» What to do
Scan the data for lines with "refuse" and report the count by itself.

» Input for this task

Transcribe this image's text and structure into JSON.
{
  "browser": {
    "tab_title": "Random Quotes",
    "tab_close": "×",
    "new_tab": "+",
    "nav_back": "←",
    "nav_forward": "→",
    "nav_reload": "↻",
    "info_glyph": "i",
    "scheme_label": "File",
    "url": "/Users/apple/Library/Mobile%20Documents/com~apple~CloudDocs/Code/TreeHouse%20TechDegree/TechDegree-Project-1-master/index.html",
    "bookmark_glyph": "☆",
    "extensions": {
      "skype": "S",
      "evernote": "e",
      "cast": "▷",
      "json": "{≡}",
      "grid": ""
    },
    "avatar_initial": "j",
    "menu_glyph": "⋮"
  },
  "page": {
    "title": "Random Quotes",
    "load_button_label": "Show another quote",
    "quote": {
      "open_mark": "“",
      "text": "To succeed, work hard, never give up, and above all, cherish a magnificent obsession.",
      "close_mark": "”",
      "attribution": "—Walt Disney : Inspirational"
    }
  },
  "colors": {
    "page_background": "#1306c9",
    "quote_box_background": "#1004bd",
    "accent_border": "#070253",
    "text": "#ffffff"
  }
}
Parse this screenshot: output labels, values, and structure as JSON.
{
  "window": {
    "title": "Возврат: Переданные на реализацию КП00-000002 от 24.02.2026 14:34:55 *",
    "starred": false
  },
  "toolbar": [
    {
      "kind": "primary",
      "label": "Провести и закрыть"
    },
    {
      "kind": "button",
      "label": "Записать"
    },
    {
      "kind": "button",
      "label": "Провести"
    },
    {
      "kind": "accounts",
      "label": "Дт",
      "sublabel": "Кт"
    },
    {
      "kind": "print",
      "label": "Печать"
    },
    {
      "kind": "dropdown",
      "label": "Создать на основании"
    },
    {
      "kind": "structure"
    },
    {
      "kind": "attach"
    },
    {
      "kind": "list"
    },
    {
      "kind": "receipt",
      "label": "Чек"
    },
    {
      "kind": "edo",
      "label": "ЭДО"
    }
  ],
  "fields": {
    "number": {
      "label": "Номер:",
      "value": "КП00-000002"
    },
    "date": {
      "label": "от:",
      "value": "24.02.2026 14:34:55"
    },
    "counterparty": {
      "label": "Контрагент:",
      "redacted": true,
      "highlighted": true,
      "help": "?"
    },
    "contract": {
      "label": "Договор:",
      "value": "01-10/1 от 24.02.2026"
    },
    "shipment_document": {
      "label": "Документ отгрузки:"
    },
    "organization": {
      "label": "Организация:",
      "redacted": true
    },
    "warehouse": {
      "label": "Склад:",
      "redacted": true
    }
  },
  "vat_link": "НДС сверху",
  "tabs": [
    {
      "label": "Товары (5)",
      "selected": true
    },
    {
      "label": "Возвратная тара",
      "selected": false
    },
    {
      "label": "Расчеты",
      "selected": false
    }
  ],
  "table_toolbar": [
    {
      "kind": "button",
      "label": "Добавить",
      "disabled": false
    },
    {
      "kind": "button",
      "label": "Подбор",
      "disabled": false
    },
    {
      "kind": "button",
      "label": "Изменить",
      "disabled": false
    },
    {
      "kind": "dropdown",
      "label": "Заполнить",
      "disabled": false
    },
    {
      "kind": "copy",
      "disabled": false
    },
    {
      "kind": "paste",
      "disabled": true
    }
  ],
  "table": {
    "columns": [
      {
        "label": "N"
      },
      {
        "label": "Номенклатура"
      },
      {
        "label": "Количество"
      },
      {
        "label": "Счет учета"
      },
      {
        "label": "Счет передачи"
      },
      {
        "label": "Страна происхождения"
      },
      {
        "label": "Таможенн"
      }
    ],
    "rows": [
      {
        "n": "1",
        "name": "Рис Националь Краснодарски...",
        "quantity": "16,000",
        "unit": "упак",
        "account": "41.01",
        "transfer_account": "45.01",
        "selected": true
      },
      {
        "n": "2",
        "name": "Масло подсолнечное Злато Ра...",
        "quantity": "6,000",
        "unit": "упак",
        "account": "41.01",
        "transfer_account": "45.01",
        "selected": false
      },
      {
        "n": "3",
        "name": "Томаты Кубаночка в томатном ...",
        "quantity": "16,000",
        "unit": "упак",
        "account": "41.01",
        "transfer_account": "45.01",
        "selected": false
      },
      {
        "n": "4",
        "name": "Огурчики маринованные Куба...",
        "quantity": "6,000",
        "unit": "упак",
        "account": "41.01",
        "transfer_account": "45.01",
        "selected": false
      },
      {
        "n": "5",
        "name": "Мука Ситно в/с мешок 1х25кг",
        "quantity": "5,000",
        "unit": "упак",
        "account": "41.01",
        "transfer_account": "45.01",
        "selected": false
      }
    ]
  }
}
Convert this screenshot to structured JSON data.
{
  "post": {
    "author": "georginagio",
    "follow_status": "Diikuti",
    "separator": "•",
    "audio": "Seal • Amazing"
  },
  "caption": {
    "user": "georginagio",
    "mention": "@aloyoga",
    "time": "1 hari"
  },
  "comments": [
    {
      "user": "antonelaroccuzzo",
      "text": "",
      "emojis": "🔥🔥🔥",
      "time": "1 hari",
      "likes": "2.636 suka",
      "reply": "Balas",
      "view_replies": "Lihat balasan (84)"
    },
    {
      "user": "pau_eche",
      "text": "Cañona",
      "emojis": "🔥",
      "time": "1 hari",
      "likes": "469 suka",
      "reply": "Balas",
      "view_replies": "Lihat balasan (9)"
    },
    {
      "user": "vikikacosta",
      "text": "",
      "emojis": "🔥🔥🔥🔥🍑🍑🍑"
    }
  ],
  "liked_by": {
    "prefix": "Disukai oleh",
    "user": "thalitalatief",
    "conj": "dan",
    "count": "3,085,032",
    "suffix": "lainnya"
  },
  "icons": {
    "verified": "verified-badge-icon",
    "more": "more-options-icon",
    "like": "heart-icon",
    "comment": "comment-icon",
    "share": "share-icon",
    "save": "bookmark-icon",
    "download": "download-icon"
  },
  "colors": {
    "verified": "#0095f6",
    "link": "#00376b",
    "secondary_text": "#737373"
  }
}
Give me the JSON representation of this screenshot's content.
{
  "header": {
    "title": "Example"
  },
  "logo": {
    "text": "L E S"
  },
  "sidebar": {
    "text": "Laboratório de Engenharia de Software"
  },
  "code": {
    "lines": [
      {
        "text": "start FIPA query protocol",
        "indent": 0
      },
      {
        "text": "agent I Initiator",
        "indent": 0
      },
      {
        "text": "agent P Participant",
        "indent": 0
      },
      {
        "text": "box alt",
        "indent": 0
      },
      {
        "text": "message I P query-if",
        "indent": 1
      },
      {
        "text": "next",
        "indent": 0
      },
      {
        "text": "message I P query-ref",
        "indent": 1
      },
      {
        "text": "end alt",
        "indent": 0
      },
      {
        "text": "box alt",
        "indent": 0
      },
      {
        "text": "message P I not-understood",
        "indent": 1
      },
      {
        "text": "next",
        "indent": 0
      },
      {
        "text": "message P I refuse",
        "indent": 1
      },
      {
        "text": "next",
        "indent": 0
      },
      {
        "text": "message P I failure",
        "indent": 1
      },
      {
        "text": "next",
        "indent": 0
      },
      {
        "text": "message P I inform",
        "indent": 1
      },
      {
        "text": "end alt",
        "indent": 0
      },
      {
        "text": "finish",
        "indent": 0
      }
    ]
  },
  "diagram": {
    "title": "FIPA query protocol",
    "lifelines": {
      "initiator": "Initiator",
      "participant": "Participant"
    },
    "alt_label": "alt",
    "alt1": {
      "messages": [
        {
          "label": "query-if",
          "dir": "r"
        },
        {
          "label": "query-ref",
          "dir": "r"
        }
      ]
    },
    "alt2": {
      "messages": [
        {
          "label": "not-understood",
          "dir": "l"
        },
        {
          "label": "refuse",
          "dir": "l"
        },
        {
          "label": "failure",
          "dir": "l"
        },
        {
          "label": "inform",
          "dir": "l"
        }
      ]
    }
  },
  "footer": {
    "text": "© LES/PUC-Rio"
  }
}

» Solution to the problem
2